* [Given exercise]: The exercise asks you to copy every line below in which "baby" appears.

'''

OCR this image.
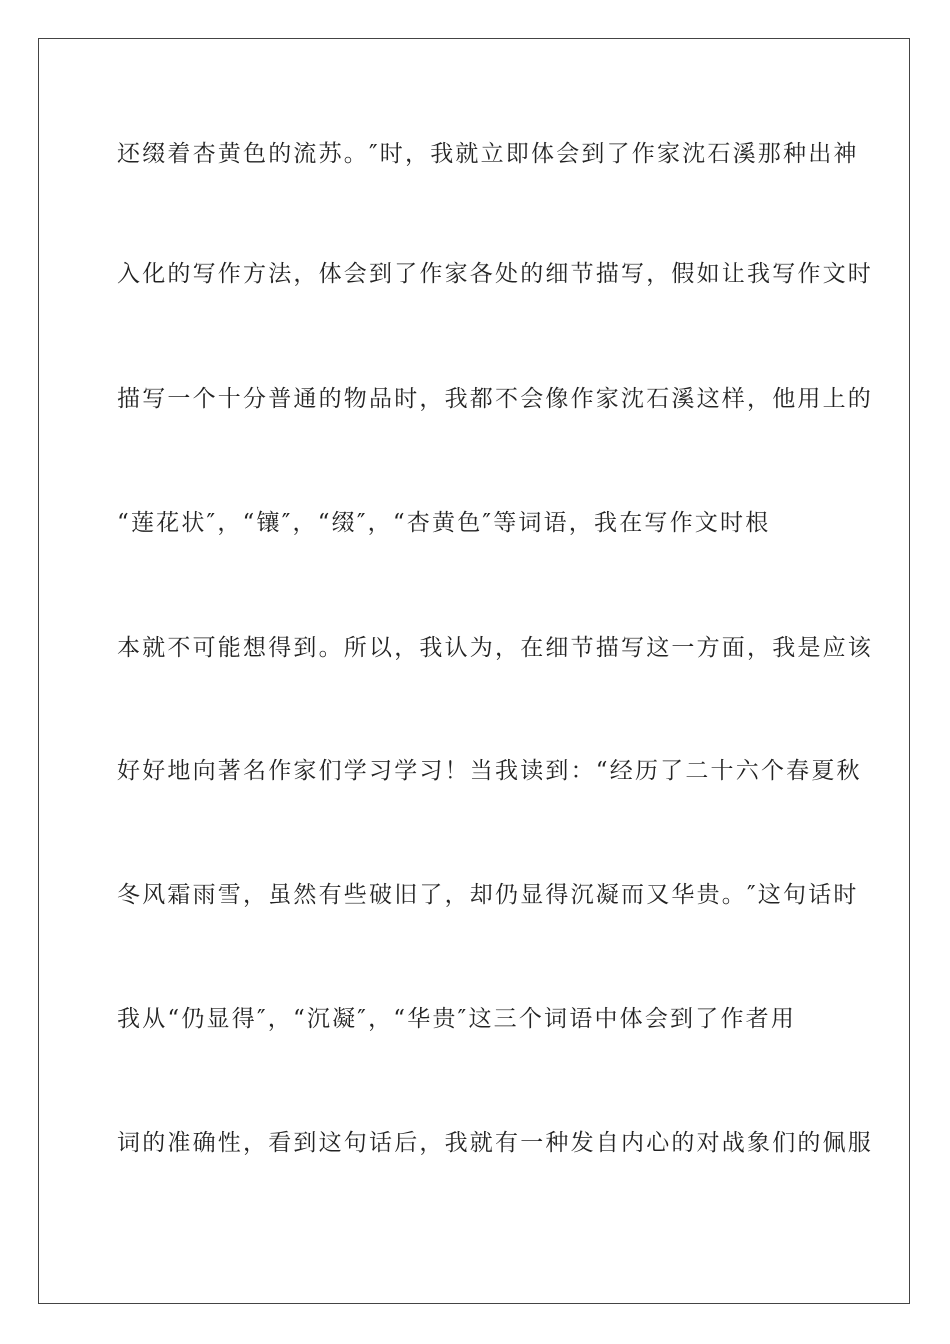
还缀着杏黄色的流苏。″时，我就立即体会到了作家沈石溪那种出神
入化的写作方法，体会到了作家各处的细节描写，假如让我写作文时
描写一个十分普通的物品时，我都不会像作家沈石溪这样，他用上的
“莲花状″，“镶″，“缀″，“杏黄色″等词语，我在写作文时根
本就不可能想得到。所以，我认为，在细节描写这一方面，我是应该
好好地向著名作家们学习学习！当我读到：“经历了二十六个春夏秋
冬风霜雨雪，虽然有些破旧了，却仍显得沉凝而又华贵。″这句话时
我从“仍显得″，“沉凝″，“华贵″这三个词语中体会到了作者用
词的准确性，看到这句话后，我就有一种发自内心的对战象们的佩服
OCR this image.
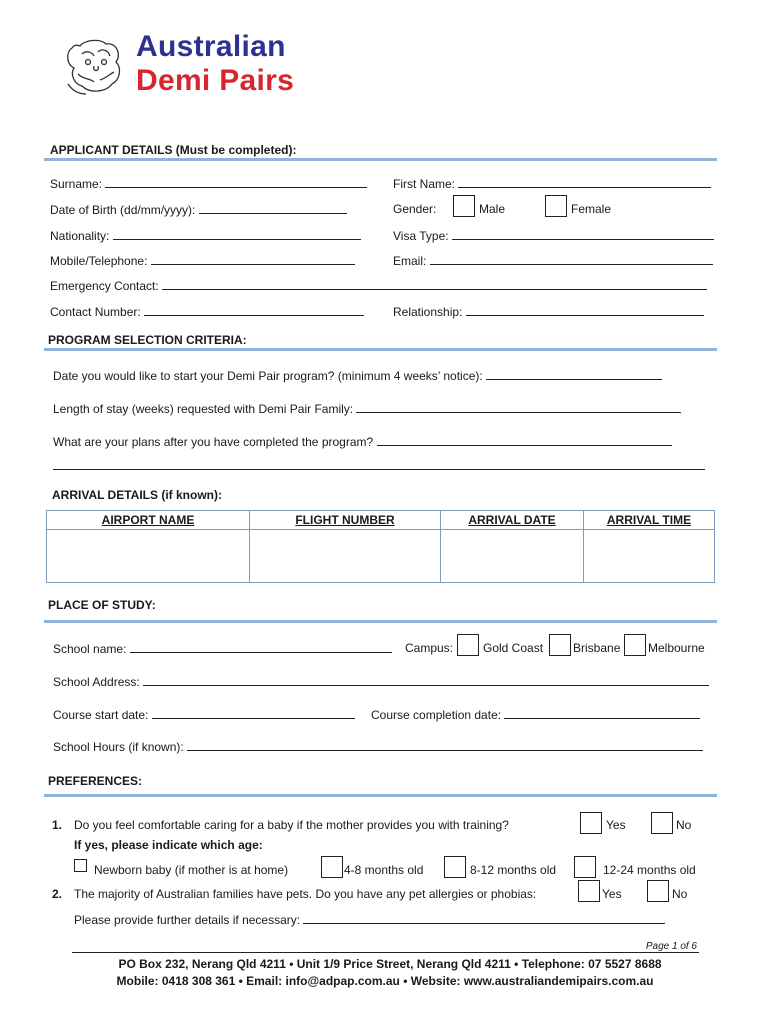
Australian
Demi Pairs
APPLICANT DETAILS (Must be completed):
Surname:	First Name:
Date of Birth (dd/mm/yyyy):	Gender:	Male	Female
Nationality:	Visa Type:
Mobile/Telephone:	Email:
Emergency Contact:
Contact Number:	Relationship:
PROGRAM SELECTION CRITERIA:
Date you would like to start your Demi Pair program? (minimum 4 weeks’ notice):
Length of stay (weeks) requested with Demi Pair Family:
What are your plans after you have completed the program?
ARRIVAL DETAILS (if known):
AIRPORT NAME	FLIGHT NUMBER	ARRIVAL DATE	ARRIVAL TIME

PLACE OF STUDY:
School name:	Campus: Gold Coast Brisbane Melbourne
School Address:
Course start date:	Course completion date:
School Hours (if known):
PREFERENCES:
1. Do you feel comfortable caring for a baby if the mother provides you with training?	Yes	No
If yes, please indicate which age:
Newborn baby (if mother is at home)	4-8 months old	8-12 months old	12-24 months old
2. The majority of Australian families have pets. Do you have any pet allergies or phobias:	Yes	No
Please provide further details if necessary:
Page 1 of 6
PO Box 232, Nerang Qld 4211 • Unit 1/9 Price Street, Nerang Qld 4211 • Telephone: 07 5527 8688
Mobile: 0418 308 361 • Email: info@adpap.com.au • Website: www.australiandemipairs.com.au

'''

* [Reply to the task]:
1. Do you feel comfortable caring for a baby if the mother provides you with training?	Yes	No
Newborn baby (if mother is at home)	4-8 months old	8-12 months old	12-24 months old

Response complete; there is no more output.